Given instruction
The records below must be duplicated exactly, character for character.
>> begin Supplied material
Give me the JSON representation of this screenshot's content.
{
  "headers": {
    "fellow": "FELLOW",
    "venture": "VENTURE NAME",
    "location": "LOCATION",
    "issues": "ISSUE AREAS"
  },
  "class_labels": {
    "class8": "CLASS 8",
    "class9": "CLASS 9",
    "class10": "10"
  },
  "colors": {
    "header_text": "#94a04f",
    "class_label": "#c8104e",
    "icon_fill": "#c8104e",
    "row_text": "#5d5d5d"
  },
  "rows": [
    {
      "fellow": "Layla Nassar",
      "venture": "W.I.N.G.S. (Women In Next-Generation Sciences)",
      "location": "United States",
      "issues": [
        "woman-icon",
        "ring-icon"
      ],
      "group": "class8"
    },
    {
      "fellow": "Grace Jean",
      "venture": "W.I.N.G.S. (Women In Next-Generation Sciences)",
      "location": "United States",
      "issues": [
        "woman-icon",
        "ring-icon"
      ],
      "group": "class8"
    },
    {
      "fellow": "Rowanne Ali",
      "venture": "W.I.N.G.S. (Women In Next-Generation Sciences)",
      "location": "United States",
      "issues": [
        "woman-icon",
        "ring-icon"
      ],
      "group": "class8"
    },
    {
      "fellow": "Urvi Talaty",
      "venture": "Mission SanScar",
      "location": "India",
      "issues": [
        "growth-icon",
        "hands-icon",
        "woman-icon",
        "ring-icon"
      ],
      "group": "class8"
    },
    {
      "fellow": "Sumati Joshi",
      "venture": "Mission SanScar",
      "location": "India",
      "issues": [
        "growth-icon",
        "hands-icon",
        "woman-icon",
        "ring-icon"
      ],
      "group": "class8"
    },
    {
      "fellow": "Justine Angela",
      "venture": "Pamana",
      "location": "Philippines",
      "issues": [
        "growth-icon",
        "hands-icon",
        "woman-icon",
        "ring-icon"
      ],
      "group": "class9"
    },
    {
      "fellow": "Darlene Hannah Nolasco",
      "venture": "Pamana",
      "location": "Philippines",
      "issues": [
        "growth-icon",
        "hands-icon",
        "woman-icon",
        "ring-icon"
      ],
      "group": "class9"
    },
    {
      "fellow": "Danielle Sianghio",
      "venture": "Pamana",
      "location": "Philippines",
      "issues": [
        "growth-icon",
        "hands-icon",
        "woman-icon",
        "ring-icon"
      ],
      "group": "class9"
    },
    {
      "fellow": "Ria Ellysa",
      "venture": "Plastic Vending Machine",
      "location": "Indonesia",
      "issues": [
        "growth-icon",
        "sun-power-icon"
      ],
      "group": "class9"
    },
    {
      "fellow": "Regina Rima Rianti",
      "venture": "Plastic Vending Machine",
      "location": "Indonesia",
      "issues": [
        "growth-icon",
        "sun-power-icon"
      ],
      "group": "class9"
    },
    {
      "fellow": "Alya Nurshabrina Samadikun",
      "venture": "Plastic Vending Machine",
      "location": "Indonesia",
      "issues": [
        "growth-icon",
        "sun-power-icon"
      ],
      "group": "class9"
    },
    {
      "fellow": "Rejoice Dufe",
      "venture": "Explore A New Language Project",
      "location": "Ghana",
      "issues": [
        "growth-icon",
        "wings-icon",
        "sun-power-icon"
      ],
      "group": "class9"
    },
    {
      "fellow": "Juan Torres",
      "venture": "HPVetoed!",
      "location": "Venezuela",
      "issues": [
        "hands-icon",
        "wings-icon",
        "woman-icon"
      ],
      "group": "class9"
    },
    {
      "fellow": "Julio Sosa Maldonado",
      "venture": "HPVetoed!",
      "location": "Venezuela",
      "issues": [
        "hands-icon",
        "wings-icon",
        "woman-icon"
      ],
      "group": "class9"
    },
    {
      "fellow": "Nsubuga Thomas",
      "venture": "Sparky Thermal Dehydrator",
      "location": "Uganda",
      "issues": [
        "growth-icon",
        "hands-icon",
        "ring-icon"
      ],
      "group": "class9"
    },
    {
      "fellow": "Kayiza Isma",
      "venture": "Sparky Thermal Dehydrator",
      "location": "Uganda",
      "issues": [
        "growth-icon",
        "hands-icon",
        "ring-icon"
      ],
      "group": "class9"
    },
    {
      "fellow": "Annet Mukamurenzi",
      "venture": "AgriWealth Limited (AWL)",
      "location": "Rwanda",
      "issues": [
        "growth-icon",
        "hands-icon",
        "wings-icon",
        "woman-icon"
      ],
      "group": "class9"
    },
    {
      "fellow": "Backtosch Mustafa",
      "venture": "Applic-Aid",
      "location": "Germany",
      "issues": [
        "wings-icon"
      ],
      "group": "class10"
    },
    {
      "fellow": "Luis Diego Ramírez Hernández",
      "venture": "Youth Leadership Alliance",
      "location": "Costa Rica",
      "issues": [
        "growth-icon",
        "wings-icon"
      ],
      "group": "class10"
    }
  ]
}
>> end Supplied material
Solved problem
Give me the JSON representation of this screenshot's content.
{
  "headers": {
    "fellow": "FELLOW",
    "venture": "VENTURE NAME",
    "location": "LOCATION",
    "issues": "ISSUE AREAS"
  },
  "class_labels": {
    "class8": "CLASS 8",
    "class9": "CLASS 9",
    "class10": "10"
  },
  "colors": {
    "header_text": "#94a04f",
    "class_label": "#c8104e",
    "icon_fill": "#c8104e",
    "row_text": "#5d5d5d"
  },
  "rows": [
    {
      "fellow": "Layla Nassar",
      "venture": "W.I.N.G.S. (Women In Next-Generation Sciences)",
      "location": "United States",
      "issues": [
        "woman-icon",
        "ring-icon"
      ],
      "group": "class8"
    },
    {
      "fellow": "Grace Jean",
      "venture": "W.I.N.G.S. (Women In Next-Generation Sciences)",
      "location": "United States",
      "issues": [
        "woman-icon",
        "ring-icon"
      ],
      "group": "class8"
    },
    {
      "fellow": "Rowanne Ali",
      "venture": "W.I.N.G.S. (Women In Next-Generation Sciences)",
      "location": "United States",
      "issues": [
        "woman-icon",
        "ring-icon"
      ],
      "group": "class8"
    },
    {
      "fellow": "Urvi Talaty",
      "venture": "Mission SanScar",
      "location": "India",
      "issues": [
        "growth-icon",
        "hands-icon",
        "woman-icon",
        "ring-icon"
      ],
      "group": "class8"
    },
    {
      "fellow": "Sumati Joshi",
      "venture": "Mission SanScar",
      "location": "India",
      "issues": [
        "growth-icon",
        "hands-icon",
        "woman-icon",
        "ring-icon"
      ],
      "group": "class8"
    },
    {
      "fellow": "Justine Angela",
      "venture": "Pamana",
      "location": "Philippines",
      "issues": [
        "growth-icon",
        "hands-icon",
        "woman-icon",
        "ring-icon"
      ],
      "group": "class9"
    },
    {
      "fellow": "Darlene Hannah Nolasco",
      "venture": "Pamana",
      "location": "Philippines",
      "issues": [
        "growth-icon",
        "hands-icon",
        "woman-icon",
        "ring-icon"
      ],
      "group": "class9"
    },
    {
      "fellow": "Danielle Sianghio",
      "venture": "Pamana",
      "location": "Philippines",
      "issues": [
        "growth-icon",
        "hands-icon",
        "woman-icon",
        "ring-icon"
      ],
      "group": "class9"
    },
    {
      "fellow": "Ria Ellysa",
      "venture": "Plastic Vending Machine",
      "location": "Indonesia",
      "issues": [
        "growth-icon",
        "sun-power-icon"
      ],
      "group": "class9"
    },
    {
      "fellow": "Regina Rima Rianti",
      "venture": "Plastic Vending Machine",
      "location": "Indonesia",
      "issues": [
        "growth-icon",
        "sun-power-icon"
      ],
      "group": "class9"
    },
    {
      "fellow": "Alya Nurshabrina Samadikun",
      "venture": "Plastic Vending Machine",
      "location": "Indonesia",
      "issues": [
        "growth-icon",
        "sun-power-icon"
      ],
      "group": "class9"
    },
    {
      "fellow": "Rejoice Dufe",
      "venture": "Explore A New Language Project",
      "location": "Ghana",
      "issues": [
        "growth-icon",
        "wings-icon",
        "sun-power-icon"
      ],
      "group": "class9"
    },
    {
      "fellow": "Juan Torres",
      "venture": "HPVetoed!",
      "location": "Venezuela",
      "issues": [
        "hands-icon",
        "wings-icon",
        "woman-icon"
      ],
      "group": "class9"
    },
    {
      "fellow": "Julio Sosa Maldonado",
      "venture": "HPVetoed!",
      "location": "Venezuela",
      "issues": [
        "hands-icon",
        "wings-icon",
        "woman-icon"
      ],
      "group": "class9"
    },
    {
      "fellow": "Nsubuga Thomas",
      "venture": "Sparky Thermal Dehydrator",
      "location": "Uganda",
      "issues": [
        "growth-icon",
        "hands-icon",
        "ring-icon"
      ],
      "group": "class9"
    },
    {
      "fellow": "Kayiza Isma",
      "venture": "Sparky Thermal Dehydrator",
      "location": "Uganda",
      "issues": [
        "growth-icon",
        "hands-icon",
        "ring-icon"
      ],
      "group": "class9"
    },
    {
      "fellow": "Annet Mukamurenzi",
      "venture": "AgriWealth Limited (AWL)",
      "location": "Rwanda",
      "issues": [
        "growth-icon",
        "hands-icon",
        "wings-icon",
        "woman-icon"
      ],
      "group": "class9"
    },
    {
      "fellow": "Backtosch Mustafa",
      "venture": "Applic-Aid",
      "location": "Germany",
      "issues": [
        "wings-icon"
      ],
      "group": "class10"
    },
    {
      "fellow": "Luis Diego Ramírez Hernández",
      "venture": "Youth Leadership Alliance",
      "location": "Costa Rica",
      "issues": [
        "growth-icon",
        "wings-icon"
      ],
      "group": "class10"
    }
  ]
}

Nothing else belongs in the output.